Christian Itin: Yes, very good question. What you’re referring to is the AUTO8 program that we’re working on with our colleagues on the academic side. We’re currently running a Phase I clinical trial to evaluate the activity of AUTO8 in relapsed refractory multiple myeloma patients. I think we’re at an interesting spot with regards to the CAR T therapies in multiple myeloma. We have obviously seen very nice levels of activity with the two approved products in the space, but there is also a very high unmet need and, at this point, still a remarkable inability to meet the demand in this indication, and that is likely going to continue for quite some time. With regards to what we’re looking to see with the program, we obviously want to see a very high level of complete remissions in these patients combined with deep molecular remissions, and at the same obviously we’re looking at the safety profile.

### Material shown
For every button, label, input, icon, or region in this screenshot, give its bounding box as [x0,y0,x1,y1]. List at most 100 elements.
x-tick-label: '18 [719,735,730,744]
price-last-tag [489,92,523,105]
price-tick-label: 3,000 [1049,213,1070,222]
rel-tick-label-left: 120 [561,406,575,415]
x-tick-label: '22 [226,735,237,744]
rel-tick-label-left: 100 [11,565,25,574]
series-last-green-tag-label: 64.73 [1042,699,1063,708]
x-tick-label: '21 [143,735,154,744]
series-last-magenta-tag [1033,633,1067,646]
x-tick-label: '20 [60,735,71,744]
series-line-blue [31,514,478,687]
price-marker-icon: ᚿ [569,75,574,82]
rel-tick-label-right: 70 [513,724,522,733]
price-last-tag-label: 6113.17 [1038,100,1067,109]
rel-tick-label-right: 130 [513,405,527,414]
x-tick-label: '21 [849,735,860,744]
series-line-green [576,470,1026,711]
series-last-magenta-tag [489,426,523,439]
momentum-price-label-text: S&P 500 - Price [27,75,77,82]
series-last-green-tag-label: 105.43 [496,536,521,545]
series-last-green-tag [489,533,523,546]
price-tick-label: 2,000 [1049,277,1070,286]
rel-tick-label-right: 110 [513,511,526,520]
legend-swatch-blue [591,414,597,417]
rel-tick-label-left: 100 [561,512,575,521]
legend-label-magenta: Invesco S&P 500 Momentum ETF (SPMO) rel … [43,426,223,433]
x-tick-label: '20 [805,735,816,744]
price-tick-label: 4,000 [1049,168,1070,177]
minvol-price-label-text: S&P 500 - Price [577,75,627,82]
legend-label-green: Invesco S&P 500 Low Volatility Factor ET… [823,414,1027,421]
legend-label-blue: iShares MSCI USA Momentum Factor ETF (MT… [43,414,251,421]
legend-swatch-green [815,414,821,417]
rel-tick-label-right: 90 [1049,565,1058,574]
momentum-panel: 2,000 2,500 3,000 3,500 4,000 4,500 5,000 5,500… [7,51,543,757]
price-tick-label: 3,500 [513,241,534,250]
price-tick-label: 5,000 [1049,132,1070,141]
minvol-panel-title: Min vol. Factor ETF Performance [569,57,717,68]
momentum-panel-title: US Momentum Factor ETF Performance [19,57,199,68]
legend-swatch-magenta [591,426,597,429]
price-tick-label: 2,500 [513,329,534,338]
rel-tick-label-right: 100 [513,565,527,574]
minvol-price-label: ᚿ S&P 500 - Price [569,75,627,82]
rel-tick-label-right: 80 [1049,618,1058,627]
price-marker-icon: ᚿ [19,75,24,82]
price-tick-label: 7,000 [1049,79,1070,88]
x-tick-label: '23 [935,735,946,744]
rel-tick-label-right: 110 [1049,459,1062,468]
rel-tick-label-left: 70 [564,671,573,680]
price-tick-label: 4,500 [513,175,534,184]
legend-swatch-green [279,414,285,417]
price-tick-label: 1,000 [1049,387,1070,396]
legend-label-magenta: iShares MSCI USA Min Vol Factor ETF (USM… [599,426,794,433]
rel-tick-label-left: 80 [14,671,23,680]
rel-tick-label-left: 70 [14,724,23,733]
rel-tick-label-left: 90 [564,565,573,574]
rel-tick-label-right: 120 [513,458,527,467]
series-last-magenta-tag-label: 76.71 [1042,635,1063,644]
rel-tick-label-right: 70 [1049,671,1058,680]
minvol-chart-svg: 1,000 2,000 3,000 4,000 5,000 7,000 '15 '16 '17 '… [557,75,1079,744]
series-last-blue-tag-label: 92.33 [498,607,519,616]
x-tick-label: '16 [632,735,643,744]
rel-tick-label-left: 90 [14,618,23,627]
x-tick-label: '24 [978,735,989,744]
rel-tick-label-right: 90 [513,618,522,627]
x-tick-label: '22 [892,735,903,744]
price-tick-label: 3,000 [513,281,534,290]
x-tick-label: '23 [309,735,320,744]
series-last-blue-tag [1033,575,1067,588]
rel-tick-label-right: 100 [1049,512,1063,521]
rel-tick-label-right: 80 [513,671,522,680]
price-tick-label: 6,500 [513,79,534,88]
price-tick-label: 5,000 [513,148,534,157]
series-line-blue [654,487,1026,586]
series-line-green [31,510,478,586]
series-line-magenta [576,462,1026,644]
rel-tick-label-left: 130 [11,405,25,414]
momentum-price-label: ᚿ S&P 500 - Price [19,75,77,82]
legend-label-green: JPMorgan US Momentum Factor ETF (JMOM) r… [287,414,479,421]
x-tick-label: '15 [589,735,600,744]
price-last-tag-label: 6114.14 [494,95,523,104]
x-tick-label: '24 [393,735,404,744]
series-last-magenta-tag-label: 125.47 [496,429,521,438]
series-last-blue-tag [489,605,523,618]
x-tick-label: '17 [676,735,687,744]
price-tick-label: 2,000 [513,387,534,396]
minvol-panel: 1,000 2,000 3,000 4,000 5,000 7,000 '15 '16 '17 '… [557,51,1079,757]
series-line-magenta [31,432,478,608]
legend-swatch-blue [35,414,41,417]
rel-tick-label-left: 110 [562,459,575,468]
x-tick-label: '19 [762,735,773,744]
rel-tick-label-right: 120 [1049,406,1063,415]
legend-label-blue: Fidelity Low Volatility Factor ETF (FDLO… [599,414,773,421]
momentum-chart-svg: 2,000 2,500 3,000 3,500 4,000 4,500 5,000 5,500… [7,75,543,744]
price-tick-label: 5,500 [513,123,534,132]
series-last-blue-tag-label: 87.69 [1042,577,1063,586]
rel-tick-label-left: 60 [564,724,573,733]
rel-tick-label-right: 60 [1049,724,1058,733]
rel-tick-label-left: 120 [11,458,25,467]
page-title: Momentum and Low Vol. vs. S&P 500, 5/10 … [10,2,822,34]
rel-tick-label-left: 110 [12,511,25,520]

### Task to complete
Quote the AUTO8 interview excerpt in full, word for word. Rely only on the AUTO8 interview excerpt above, not on the rows.

### Solution
Christian Itin: Yes, very good question. What you’re referring to is the AUTO8 program that we’re working on with our colleagues on the academic side. We’re currently running a Phase I clinical trial to evaluate the activity of AUTO8 in relapsed refractory multiple myeloma patients. I think we’re at an interesting spot with regards to the CAR T therapies in multiple myeloma. We have obviously seen very nice levels of activity with the two approved products in the space, but there is also a very high unmet need and, at this point, still a remarkable inability to meet the demand in this indication, and that is likely going to continue for quite some time. With regards to what we’re looking to see with the program, we obviously want to see a very high level of complete remissions in these patients combined with deep molecular remissions, and at the same obviously we’re looking at the safety profile.